■ Task
Find the lines containing the word "title" and copy every one of them.

──────── Material provided

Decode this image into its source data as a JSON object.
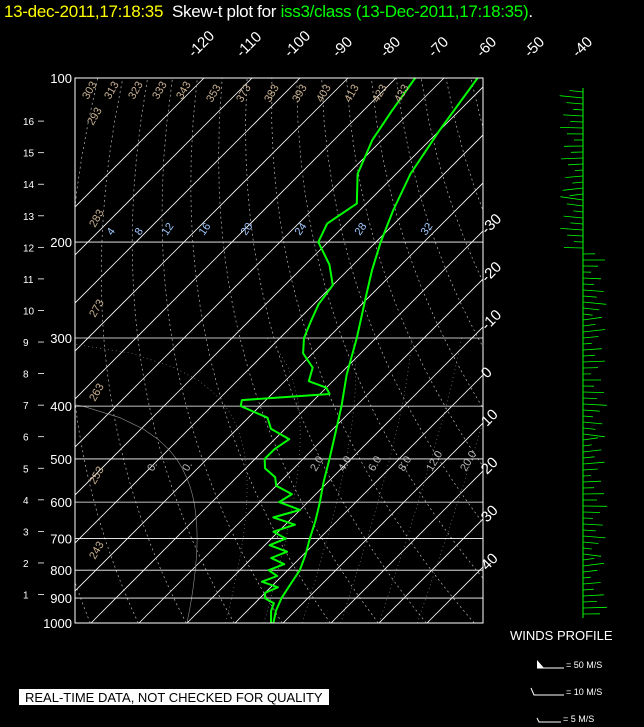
{
  "header": {
    "time": "13-dec-2011,17:18:35",
    "plot_label": "Skew-t plot for",
    "station": "iss3/class",
    "station_time": "(13-Dec-2011,17:18:35)",
    "period": "."
  },
  "notice": "REAL-TIME DATA, NOT CHECKED FOR QUALITY",
  "winds_profile": {
    "label": "WINDS PROFILE",
    "legend": [
      "= 50 M/S",
      "= 10 M/S",
      "= 5 M/S"
    ]
  },
  "colors": {
    "title": "#ffff00",
    "station": "#00ff00",
    "trace": "#00ff00",
    "grid": "#ffffff",
    "dry": "#c8b090",
    "mix": "#a0c8ff"
  },
  "chart_data": {
    "type": "line",
    "title": "Skew-t plot for iss3/class (13-Dec-2011,17:18:35)",
    "pressure_ticks": [
      "100",
      "200",
      "300",
      "400",
      "500",
      "600",
      "700",
      "800",
      "900",
      "1000"
    ],
    "height_ticks": [
      "1",
      "2",
      "3",
      "4",
      "5",
      "6",
      "7",
      "8",
      "9",
      "10",
      "11",
      "12",
      "13",
      "14",
      "15",
      "16"
    ],
    "top_temp_ticks": [
      "-120",
      "-110",
      "-100",
      "-90",
      "-80",
      "-70",
      "-60",
      "-50",
      "-40"
    ],
    "right_temp_ticks": [
      "-30",
      "-20",
      "-10",
      "0",
      "10",
      "20",
      "30",
      "40"
    ],
    "dry_adiabat_labels": [
      "243",
      "253",
      "263",
      "273",
      "283",
      "293",
      "303",
      "313",
      "323",
      "333",
      "343",
      "353",
      "373",
      "383",
      "393",
      "403",
      "413",
      "423",
      "433"
    ],
    "mixing_ratio_labels": [
      "4",
      "8",
      "12",
      "16",
      "20",
      "24",
      "28",
      "32"
    ],
    "moist_labels": [
      "0.",
      "0.",
      "2.0",
      "4.0",
      "6.0",
      "8.0",
      "12.0",
      "20.0"
    ],
    "series": [
      {
        "name": "Temperature",
        "points": [
          [
            1000,
            8.0
          ],
          [
            950,
            6.0
          ],
          [
            900,
            4.5
          ],
          [
            850,
            3.5
          ],
          [
            800,
            2.5
          ],
          [
            750,
            0.5
          ],
          [
            700,
            -2.0
          ],
          [
            650,
            -4.5
          ],
          [
            600,
            -7.5
          ],
          [
            550,
            -11.0
          ],
          [
            500,
            -14.5
          ],
          [
            450,
            -18.5
          ],
          [
            400,
            -23.0
          ],
          [
            350,
            -28.5
          ],
          [
            300,
            -34.0
          ],
          [
            250,
            -41.0
          ],
          [
            225,
            -45.0
          ],
          [
            200,
            -49.0
          ],
          [
            175,
            -53.0
          ],
          [
            150,
            -57.0
          ],
          [
            125,
            -60.0
          ],
          [
            100,
            -63.0
          ]
        ]
      },
      {
        "name": "Dewpoint",
        "points": [
          [
            1000,
            7.5
          ],
          [
            950,
            5.0
          ],
          [
            920,
            4.0
          ],
          [
            900,
            1.0
          ],
          [
            880,
            0.0
          ],
          [
            860,
            1.5
          ],
          [
            840,
            -3.0
          ],
          [
            820,
            -1.0
          ],
          [
            800,
            -4.0
          ],
          [
            780,
            -2.0
          ],
          [
            760,
            -6.0
          ],
          [
            740,
            -4.0
          ],
          [
            720,
            -9.0
          ],
          [
            700,
            -7.0
          ],
          [
            680,
            -11.0
          ],
          [
            660,
            -8.0
          ],
          [
            640,
            -14.0
          ],
          [
            620,
            -10.0
          ],
          [
            600,
            -16.0
          ],
          [
            580,
            -15.0
          ],
          [
            560,
            -20.0
          ],
          [
            540,
            -22.0
          ],
          [
            520,
            -26.0
          ],
          [
            500,
            -28.0
          ],
          [
            480,
            -28.0
          ],
          [
            460,
            -27.0
          ],
          [
            440,
            -33.0
          ],
          [
            420,
            -36.0
          ],
          [
            400,
            -44.0
          ],
          [
            390,
            -45.0
          ],
          [
            380,
            -28.0
          ],
          [
            370,
            -30.0
          ],
          [
            360,
            -35.0
          ],
          [
            340,
            -37.0
          ],
          [
            320,
            -42.0
          ],
          [
            300,
            -45.0
          ],
          [
            280,
            -47.0
          ],
          [
            260,
            -49.0
          ],
          [
            240,
            -50.0
          ],
          [
            220,
            -55.0
          ],
          [
            200,
            -62.0
          ],
          [
            185,
            -64.0
          ],
          [
            170,
            -62.0
          ],
          [
            150,
            -68.0
          ],
          [
            130,
            -72.0
          ],
          [
            115,
            -74.0
          ],
          [
            100,
            -76.0
          ]
        ]
      }
    ],
    "xlim": [
      -40,
      45
    ],
    "ylim": [
      1000,
      100
    ],
    "yscale": "log"
  }
}
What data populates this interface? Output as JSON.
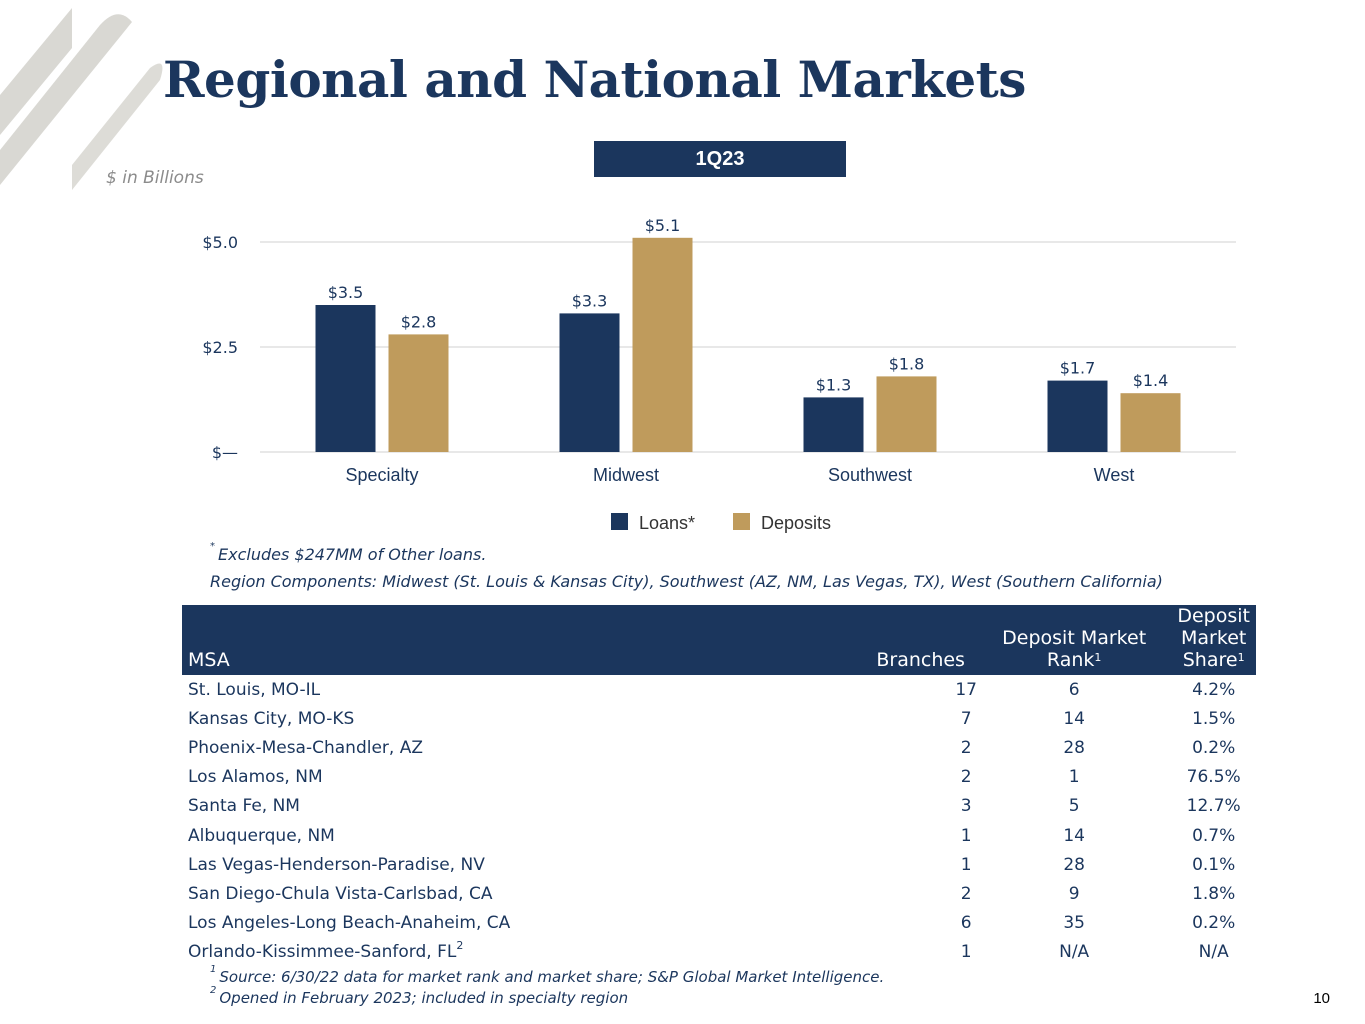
{
  "title": "Regional and National Markets",
  "period_label": "1Q23",
  "units_label": "$ in Billions",
  "chart_data": {
    "type": "bar",
    "categories": [
      "Specialty",
      "Midwest",
      "Southwest",
      "West"
    ],
    "series": [
      {
        "name": "Loans*",
        "color": "#1b365d",
        "values": [
          3.5,
          3.3,
          1.3,
          1.7
        ],
        "labels": [
          "$3.5",
          "$3.3",
          "$1.3",
          "$1.7"
        ]
      },
      {
        "name": "Deposits",
        "color": "#bf9b5c",
        "values": [
          2.8,
          5.1,
          1.8,
          1.4
        ],
        "labels": [
          "$2.8",
          "$5.1",
          "$1.8",
          "$1.4"
        ]
      }
    ],
    "ylim": [
      0,
      5.0
    ],
    "yticks": [
      0,
      2.5,
      5.0
    ],
    "ytick_labels": [
      "$—",
      "$2.5",
      "$5.0"
    ],
    "grid": true,
    "legend_position": "bottom"
  },
  "notes": {
    "excludes_mark": "*",
    "excludes": "Excludes $247MM of Other loans.",
    "regions": "Region Components: Midwest (St. Louis & Kansas City), Southwest (AZ, NM, Las Vegas, TX), West (Southern California)"
  },
  "table": {
    "headers": {
      "msa": "MSA",
      "branches": "Branches",
      "rank_line1": "Deposit Market",
      "rank_line2": "Rank",
      "rank_sup": "1",
      "share_line1": "Deposit Market",
      "share_line2": "Share",
      "share_sup": "1"
    },
    "rows": [
      {
        "msa": "St. Louis, MO-IL",
        "sup": "",
        "branches": "17",
        "rank": "6",
        "share": "4.2%"
      },
      {
        "msa": "Kansas City, MO-KS",
        "sup": "",
        "branches": "7",
        "rank": "14",
        "share": "1.5%"
      },
      {
        "msa": "Phoenix-Mesa-Chandler, AZ",
        "sup": "",
        "branches": "2",
        "rank": "28",
        "share": "0.2%"
      },
      {
        "msa": "Los Alamos, NM",
        "sup": "",
        "branches": "2",
        "rank": "1",
        "share": "76.5%"
      },
      {
        "msa": "Santa Fe, NM",
        "sup": "",
        "branches": "3",
        "rank": "5",
        "share": "12.7%"
      },
      {
        "msa": "Albuquerque, NM",
        "sup": "",
        "branches": "1",
        "rank": "14",
        "share": "0.7%"
      },
      {
        "msa": "Las Vegas-Henderson-Paradise, NV",
        "sup": "",
        "branches": "1",
        "rank": "28",
        "share": "0.1%"
      },
      {
        "msa": "San Diego-Chula Vista-Carlsbad, CA",
        "sup": "",
        "branches": "2",
        "rank": "9",
        "share": "1.8%"
      },
      {
        "msa": "Los Angeles-Long Beach-Anaheim, CA",
        "sup": "",
        "branches": "6",
        "rank": "35",
        "share": "0.2%"
      },
      {
        "msa": "Orlando-Kissimmee-Sanford, FL",
        "sup": "2",
        "branches": "1",
        "rank": "N/A",
        "share": "N/A"
      }
    ]
  },
  "footnotes": {
    "f1_mark": "1",
    "f1": "Source: 6/30/22 data for market rank and market share; S&P Global Market Intelligence.",
    "f2_mark": "2",
    "f2": "Opened in February 2023; included in specialty region"
  },
  "page_number": "10",
  "colors": {
    "navy": "#1b365d",
    "gold": "#bf9b5c",
    "logo_gray": "#d9d8d3"
  }
}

────────────────

■ Full answer
    "title": "#ffff00",
    "title": "Skew-t plot for iss3/class (13-Dec-2011,17:18:35)",
  "title": "Regional and National Markets",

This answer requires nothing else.